Quote the full listing word for word.

[START OF Data]

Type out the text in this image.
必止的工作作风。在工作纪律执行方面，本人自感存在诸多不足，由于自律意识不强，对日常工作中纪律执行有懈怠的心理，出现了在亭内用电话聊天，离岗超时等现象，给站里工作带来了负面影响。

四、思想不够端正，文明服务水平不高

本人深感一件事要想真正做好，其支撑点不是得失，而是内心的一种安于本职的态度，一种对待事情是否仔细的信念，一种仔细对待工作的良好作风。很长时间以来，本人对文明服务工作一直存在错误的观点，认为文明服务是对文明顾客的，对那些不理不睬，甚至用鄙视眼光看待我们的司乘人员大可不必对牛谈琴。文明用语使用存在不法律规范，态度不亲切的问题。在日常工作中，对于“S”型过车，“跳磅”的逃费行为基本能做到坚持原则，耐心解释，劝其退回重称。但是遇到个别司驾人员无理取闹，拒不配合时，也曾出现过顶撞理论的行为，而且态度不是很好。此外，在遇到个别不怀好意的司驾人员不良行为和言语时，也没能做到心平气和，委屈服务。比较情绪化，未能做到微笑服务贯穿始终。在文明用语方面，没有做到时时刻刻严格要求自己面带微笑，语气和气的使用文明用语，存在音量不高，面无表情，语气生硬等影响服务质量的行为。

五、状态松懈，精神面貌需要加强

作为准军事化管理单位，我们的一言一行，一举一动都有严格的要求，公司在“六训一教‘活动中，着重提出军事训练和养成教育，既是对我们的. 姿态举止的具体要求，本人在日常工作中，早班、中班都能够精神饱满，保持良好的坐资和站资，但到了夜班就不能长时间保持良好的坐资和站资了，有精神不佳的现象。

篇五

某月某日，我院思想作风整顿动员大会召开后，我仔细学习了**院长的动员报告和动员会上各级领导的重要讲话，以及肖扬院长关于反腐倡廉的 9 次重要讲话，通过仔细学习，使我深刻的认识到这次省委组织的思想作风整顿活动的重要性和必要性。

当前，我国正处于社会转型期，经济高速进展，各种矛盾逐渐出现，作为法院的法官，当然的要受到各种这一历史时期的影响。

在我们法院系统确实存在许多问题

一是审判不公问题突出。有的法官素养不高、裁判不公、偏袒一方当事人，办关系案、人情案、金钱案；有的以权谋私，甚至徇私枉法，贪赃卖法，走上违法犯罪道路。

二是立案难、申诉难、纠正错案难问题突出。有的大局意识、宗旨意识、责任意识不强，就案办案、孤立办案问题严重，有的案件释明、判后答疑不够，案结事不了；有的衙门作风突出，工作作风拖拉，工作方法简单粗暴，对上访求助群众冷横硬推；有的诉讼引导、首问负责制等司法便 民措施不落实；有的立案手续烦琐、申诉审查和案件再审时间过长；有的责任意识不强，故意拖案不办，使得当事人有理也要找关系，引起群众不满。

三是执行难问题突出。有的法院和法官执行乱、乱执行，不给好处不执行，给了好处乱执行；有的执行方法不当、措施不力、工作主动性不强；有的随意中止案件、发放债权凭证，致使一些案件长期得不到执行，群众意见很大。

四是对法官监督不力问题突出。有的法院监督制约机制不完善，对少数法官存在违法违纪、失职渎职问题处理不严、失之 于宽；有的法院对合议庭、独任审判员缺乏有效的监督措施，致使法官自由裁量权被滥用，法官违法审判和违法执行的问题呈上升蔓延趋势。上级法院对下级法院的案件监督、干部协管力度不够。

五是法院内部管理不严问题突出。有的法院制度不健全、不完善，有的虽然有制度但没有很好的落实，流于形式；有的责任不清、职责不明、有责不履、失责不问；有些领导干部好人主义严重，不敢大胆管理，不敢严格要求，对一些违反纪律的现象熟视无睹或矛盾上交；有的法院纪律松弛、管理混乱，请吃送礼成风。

[END OF Data]

- **Output for this task**:
Type out the text in this image.
必止的工作作风。在工作纪律执行方面，本人自感存在诸多不足，由于自律意识不强，对日常工作中纪律执行有懈怠的心理，出现了在亭内用电话聊天，离岗超时等现象，给站里工作带来了负面影响。

四、思想不够端正，文明服务水平不高

本人深感一件事要想真正做好，其支撑点不是得失，而是内心的一种安于本职的态度，一种对待事情是否仔细的信念，一种仔细对待工作的良好作风。很长时间以来，本人对文明服务工作一直存在错误的观点，认为文明服务是对文明顾客的，对那些不理不睬，甚至用鄙视眼光看待我们的司乘人员大可不必对牛谈琴。文明用语使用存在不法律规范，态度不亲切的问题。在日常工作中，对于“S”型过车，“跳磅”的逃费行为基本能做到坚持原则，耐心解释，劝其退回重称。但是遇到个别司驾人员无理取闹，拒不配合时，也曾出现过顶撞理论的行为，而且态度不是很好。此外，在遇到个别不怀好意的司驾人员不良行为和言语时，也没能做到心平气和，委屈服务。比较情绪化，未能做到微笑服务贯穿始终。在文明用语方面，没有做到时时刻刻严格要求自己面带微笑，语气和气的使用文明用语，存在音量不高，面无表情，语气生硬等影响服务质量的行为。

五、状态松懈，精神面貌需要加强

作为准军事化管理单位，我们的一言一行，一举一动都有严格的要求，公司在“六训一教‘活动中，着重提出军事训练和养成教育，既是对我们的. 姿态举止的具体要求，本人在日常工作中，早班、中班都能够精神饱满，保持良好的坐资和站资，但到了夜班就不能长时间保持良好的坐资和站资了，有精神不佳的现象。

篇五

某月某日，我院思想作风整顿动员大会召开后，我仔细学习了**院长的动员报告和动员会上各级领导的重要讲话，以及肖扬院长关于反腐倡廉的 9 次重要讲话，通过仔细学习，使我深刻的认识到这次省委组织的思想作风整顿活动的重要性和必要性。

当前，我国正处于社会转型期，经济高速进展，各种矛盾逐渐出现，作为法院的法官，当然的要受到各种这一历史时期的影响。

在我们法院系统确实存在许多问题

一是审判不公问题突出。有的法官素养不高、裁判不公、偏袒一方当事人，办关系案、人情案、金钱案；有的以权谋私，甚至徇私枉法，贪赃卖法，走上违法犯罪道路。

二是立案难、申诉难、纠正错案难问题突出。有的大局意识、宗旨意识、责任意识不强，就案办案、孤立办案问题严重，有的案件释明、判后答疑不够，案结事不了；有的衙门作风突出，工作作风拖拉，工作方法简单粗暴，对上访求助群众冷横硬推；有的诉讼引导、首问负责制等司法便 民措施不落实；有的立案手续烦琐、申诉审查和案件再审时间过长；有的责任意识不强，故意拖案不办，使得当事人有理也要找关系，引起群众不满。

三是执行难问题突出。有的法院和法官执行乱、乱执行，不给好处不执行，给了好处乱执行；有的执行方法不当、措施不力、工作主动性不强；有的随意中止案件、发放债权凭证，致使一些案件长期得不到执行，群众意见很大。

四是对法官监督不力问题突出。有的法院监督制约机制不完善，对少数法官存在违法违纪、失职渎职问题处理不严、失之 于宽；有的法院对合议庭、独任审判员缺乏有效的监督措施，致使法官自由裁量权被滥用，法官违法审判和违法执行的问题呈上升蔓延趋势。上级法院对下级法院的案件监督、干部协管力度不够。

五是法院内部管理不严问题突出。有的法院制度不健全、不完善，有的虽然有制度但没有很好的落实，流于形式；有的责任不清、职责不明、有责不履、失责不问；有些领导干部好人主义严重，不敢大胆管理，不敢严格要求，对一些违反纪律的现象熟视无睹或矛盾上交；有的法院纪律松弛、管理混乱，请吃送礼成风。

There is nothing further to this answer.